(Dataset records on visual material)
───

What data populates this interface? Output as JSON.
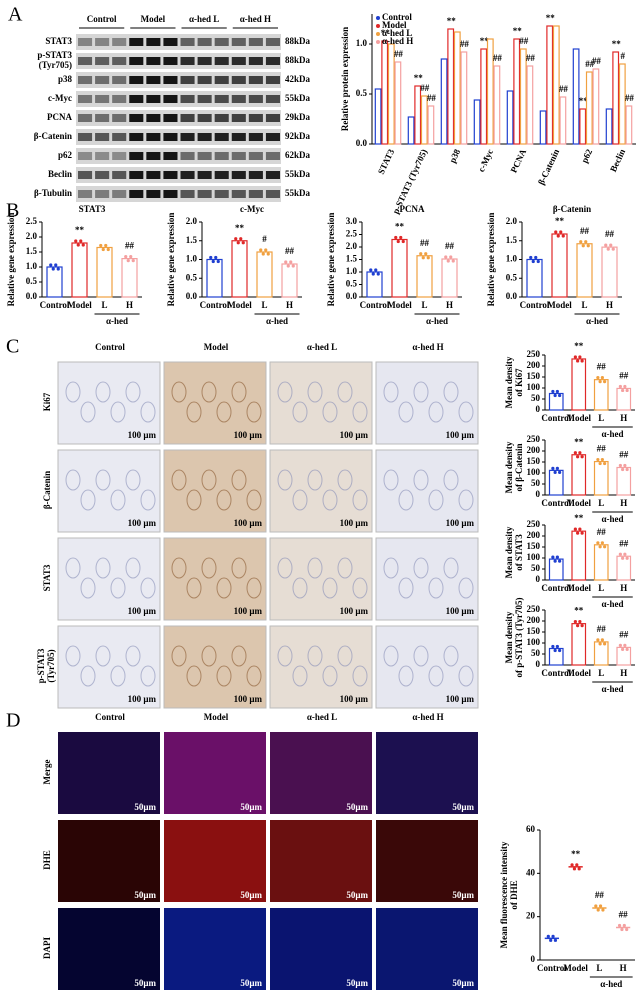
{
  "panels": [
    "A",
    "B",
    "C",
    "D"
  ],
  "blot": {
    "groups": [
      "Control",
      "Model",
      "α-hed L",
      "α-hed H"
    ],
    "proteins": [
      "STAT3",
      "p-STAT3",
      "p38",
      "c-Myc",
      "PCNA",
      "β-Catenin",
      "p62",
      "Beclin",
      "β-Tubulin"
    ],
    "protein_notes": [
      null,
      "(Tyr705)",
      null,
      null,
      null,
      null,
      null,
      null,
      null
    ],
    "sizes": [
      "88kDa",
      "88kDa",
      "42kDa",
      "55kDa",
      "29kDa",
      "92kDa",
      "62kDa",
      "55kDa",
      "55kDa"
    ]
  },
  "ihc": {
    "columns": [
      "Control",
      "Model",
      "α-hed  L",
      "α-hed  H"
    ],
    "rows": [
      "Ki67",
      "β-Catenin",
      "STAT3",
      "p-STAT3"
    ],
    "row_notes": [
      null,
      null,
      null,
      "(Tyr705)"
    ],
    "scale_bar": "100 μm"
  },
  "fluorescence": {
    "columns": [
      "Control",
      "Model",
      "α-hed  L",
      "α-hed  H"
    ],
    "rows": [
      "Merge",
      "DHE",
      "DAPI"
    ],
    "scale_bar": "50μm"
  },
  "chart_data": [
    {
      "type": "bar",
      "ylabel": [
        "Relative protein expression"
      ],
      "legend": "upper-left",
      "categories": [
        "STAT3",
        "p-STAT3 (Tyr705)",
        "p38",
        "c-Myc",
        "PCNA",
        "β-Catenin",
        "p62",
        "Beclin"
      ],
      "ylim": [
        0,
        1.3
      ],
      "yticks": [
        {
          "value": 0,
          "label": "0.0"
        },
        {
          "value": 0.5,
          "label": "0.5"
        },
        {
          "value": 1,
          "label": "1.0"
        }
      ],
      "series": [
        {
          "name": "Control",
          "color": "#1f3fd0",
          "values": [
            0.55,
            0.27,
            0.85,
            0.44,
            0.53,
            0.33,
            0.95,
            0.35
          ]
        },
        {
          "name": "Model",
          "color": "#e02828",
          "values": [
            1.03,
            0.58,
            1.15,
            0.95,
            1.05,
            1.18,
            0.35,
            0.92
          ],
          "sig": [
            "**",
            "**",
            "**",
            "**",
            "**",
            "**",
            "**",
            "**"
          ]
        },
        {
          "name": "α-hed L",
          "color": "#f0a040",
          "values": [
            1.0,
            0.48,
            1.12,
            1.05,
            0.95,
            1.18,
            0.72,
            0.8
          ],
          "sig": [
            null,
            "##",
            null,
            null,
            "##",
            null,
            "##",
            "#"
          ]
        },
        {
          "name": "α-hed H",
          "color": "#f4a0a0",
          "values": [
            0.82,
            0.38,
            0.92,
            0.78,
            0.78,
            0.47,
            0.75,
            0.38
          ],
          "sig": [
            "##",
            "##",
            "##",
            "##",
            "##",
            "##",
            "##",
            "##"
          ]
        }
      ]
    },
    {
      "type": "bar",
      "title": "STAT3",
      "ylabel": [
        "Relative gene expression"
      ],
      "categories": [
        "Control",
        "Model",
        "L",
        "H"
      ],
      "group_label": "α-hed",
      "values": [
        1.0,
        1.8,
        1.65,
        1.28
      ],
      "sig": [
        null,
        "**",
        null,
        "##"
      ],
      "colors": [
        "#1f3fd0",
        "#e02828",
        "#f0a040",
        "#f4a0a0"
      ],
      "ylim": [
        0,
        2.5
      ],
      "yticks": [
        {
          "value": 0,
          "label": "0.0"
        },
        {
          "value": 0.5,
          "label": "0.5"
        },
        {
          "value": 1,
          "label": "1.0"
        },
        {
          "value": 1.5,
          "label": "1.5"
        },
        {
          "value": 2,
          "label": "2.0"
        },
        {
          "value": 2.5,
          "label": "2.5"
        }
      ]
    },
    {
      "type": "bar",
      "title": "c-Myc",
      "ylabel": [
        "Relative gene expression"
      ],
      "categories": [
        "Control",
        "Model",
        "L",
        "H"
      ],
      "group_label": "α-hed",
      "values": [
        1.0,
        1.5,
        1.2,
        0.88
      ],
      "sig": [
        null,
        "**",
        "#",
        "##"
      ],
      "colors": [
        "#1f3fd0",
        "#e02828",
        "#f0a040",
        "#f4a0a0"
      ],
      "ylim": [
        0,
        2.0
      ],
      "yticks": [
        {
          "value": 0,
          "label": "0.0"
        },
        {
          "value": 0.5,
          "label": "0.5"
        },
        {
          "value": 1,
          "label": "1.0"
        },
        {
          "value": 1.5,
          "label": "1.5"
        },
        {
          "value": 2,
          "label": "2.0"
        }
      ]
    },
    {
      "type": "bar",
      "title": "PCNA",
      "ylabel": [
        "Relative gene expression"
      ],
      "categories": [
        "Control",
        "Model",
        "L",
        "H"
      ],
      "group_label": "α-hed",
      "values": [
        1.0,
        2.3,
        1.65,
        1.52
      ],
      "sig": [
        null,
        "**",
        "##",
        "##"
      ],
      "colors": [
        "#1f3fd0",
        "#e02828",
        "#f0a040",
        "#f4a0a0"
      ],
      "ylim": [
        0,
        3.0
      ],
      "yticks": [
        {
          "value": 0,
          "label": "0.0"
        },
        {
          "value": 0.5,
          "label": "0.5"
        },
        {
          "value": 1,
          "label": "1.0"
        },
        {
          "value": 1.5,
          "label": "1.5"
        },
        {
          "value": 2,
          "label": "2.0"
        },
        {
          "value": 2.5,
          "label": "2.5"
        },
        {
          "value": 3,
          "label": "3.0"
        }
      ]
    },
    {
      "type": "bar",
      "title": "β-Catenin",
      "ylabel": [
        "Relative gene expression"
      ],
      "categories": [
        "Control",
        "Model",
        "L",
        "H"
      ],
      "group_label": "α-hed",
      "values": [
        1.0,
        1.68,
        1.42,
        1.33
      ],
      "sig": [
        null,
        "**",
        "##",
        "##"
      ],
      "colors": [
        "#1f3fd0",
        "#e02828",
        "#f0a040",
        "#f4a0a0"
      ],
      "ylim": [
        0,
        2.0
      ],
      "yticks": [
        {
          "value": 0,
          "label": "0.0"
        },
        {
          "value": 0.5,
          "label": "0.5"
        },
        {
          "value": 1,
          "label": "1.0"
        },
        {
          "value": 1.5,
          "label": "1.5"
        },
        {
          "value": 2,
          "label": "2.0"
        }
      ]
    },
    {
      "type": "bar",
      "ylabel": [
        "Mean density",
        "of Ki67"
      ],
      "categories": [
        "Control",
        "Model",
        "L",
        "H"
      ],
      "group_label": "α-hed",
      "values": [
        75,
        232,
        138,
        98
      ],
      "sig": [
        null,
        "**",
        "##",
        "##"
      ],
      "colors": [
        "#1f3fd0",
        "#e02828",
        "#f0a040",
        "#f4a0a0"
      ],
      "ylim": [
        0,
        250
      ],
      "yticks": [
        0,
        50,
        100,
        150,
        200,
        250
      ]
    },
    {
      "type": "bar",
      "ylabel": [
        "Mean density",
        "of β-Catenin"
      ],
      "categories": [
        "Control",
        "Model",
        "L",
        "H"
      ],
      "group_label": "α-hed",
      "values": [
        112,
        183,
        152,
        125
      ],
      "sig": [
        null,
        "**",
        "##",
        "##"
      ],
      "colors": [
        "#1f3fd0",
        "#e02828",
        "#f0a040",
        "#f4a0a0"
      ],
      "ylim": [
        0,
        250
      ],
      "yticks": [
        0,
        50,
        100,
        150,
        200,
        250
      ]
    },
    {
      "type": "bar",
      "ylabel": [
        "Mean density",
        "of STAT3"
      ],
      "categories": [
        "Control",
        "Model",
        "L",
        "H"
      ],
      "group_label": "α-hed",
      "values": [
        95,
        222,
        160,
        108
      ],
      "sig": [
        null,
        "**",
        "##",
        "##"
      ],
      "colors": [
        "#1f3fd0",
        "#e02828",
        "#f0a040",
        "#f4a0a0"
      ],
      "ylim": [
        0,
        250
      ],
      "yticks": [
        0,
        50,
        100,
        150,
        200,
        250
      ]
    },
    {
      "type": "bar",
      "ylabel": [
        "Mean density",
        "of p-STAT3 (Tyr705)"
      ],
      "categories": [
        "Control",
        "Model",
        "L",
        "H"
      ],
      "group_label": "α-hed",
      "values": [
        75,
        188,
        105,
        80
      ],
      "sig": [
        null,
        "**",
        "##",
        "##"
      ],
      "colors": [
        "#1f3fd0",
        "#e02828",
        "#f0a040",
        "#f4a0a0"
      ],
      "ylim": [
        0,
        250
      ],
      "yticks": [
        0,
        50,
        100,
        150,
        200,
        250
      ]
    },
    {
      "type": "dot",
      "ylabel": [
        "Mean fluorescence intensity",
        "of DHE"
      ],
      "categories": [
        "Control",
        "Model",
        "L",
        "H"
      ],
      "group_label": "α-hed",
      "values": [
        10,
        43,
        24,
        15
      ],
      "sig": [
        null,
        "**",
        "##",
        "##"
      ],
      "colors": [
        "#1f3fd0",
        "#e02828",
        "#f0a040",
        "#f4a0a0"
      ],
      "ylim": [
        0,
        60
      ],
      "yticks": [
        0,
        20,
        40,
        60
      ]
    }
  ]
}
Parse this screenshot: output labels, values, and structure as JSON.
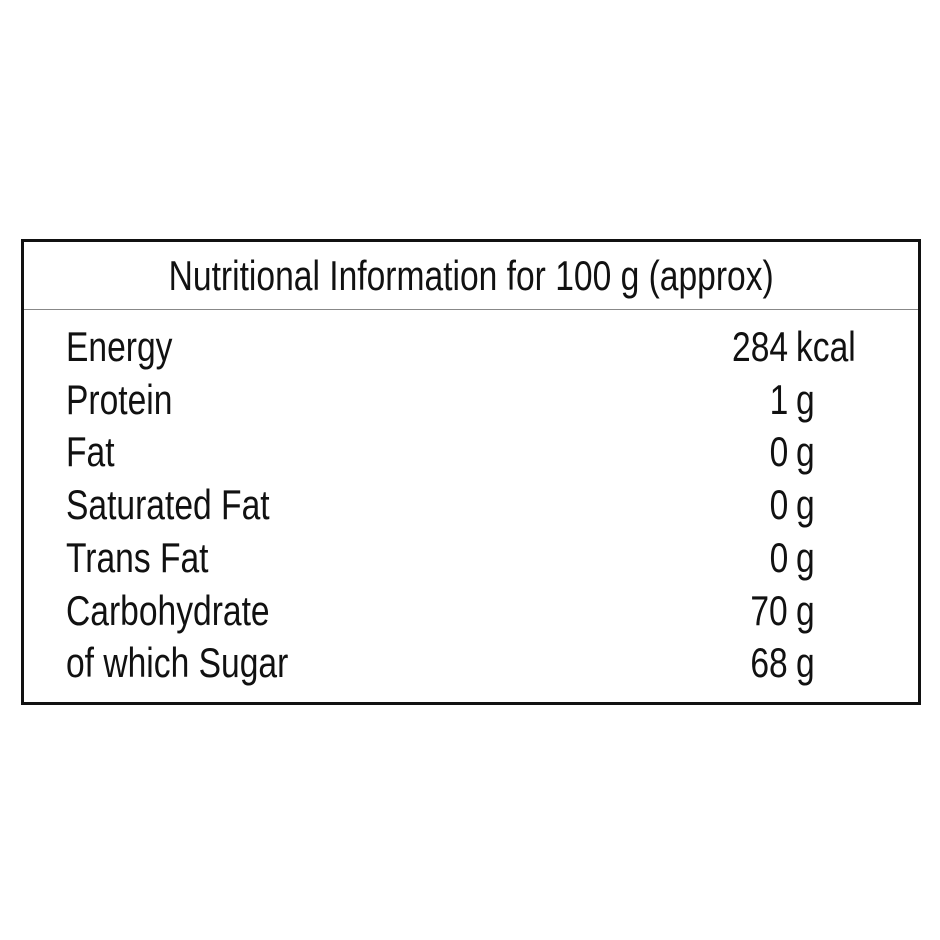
{
  "table": {
    "title": "Nutritional Information for 100 g (approx)",
    "rows": [
      {
        "nutrient": "Energy",
        "amount": 284,
        "unit": "kcal"
      },
      {
        "nutrient": "Protein",
        "amount": 1,
        "unit": "g"
      },
      {
        "nutrient": "Fat",
        "amount": 0,
        "unit": "g"
      },
      {
        "nutrient": "Saturated Fat",
        "amount": 0,
        "unit": "g"
      },
      {
        "nutrient": "Trans Fat",
        "amount": 0,
        "unit": "g"
      },
      {
        "nutrient": "Carbohydrate",
        "amount": 70,
        "unit": "g"
      },
      {
        "nutrient": "of which Sugar",
        "amount": 68,
        "unit": "g"
      }
    ]
  }
}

───

Only the lines that contain the string "Catenin" should be copied from the entries above.

* Exercise answer:
      "β-Catenin",
      "β-Catenin",
        "β-Catenin",
      "title": "β-Catenin",
        "of β-Catenin"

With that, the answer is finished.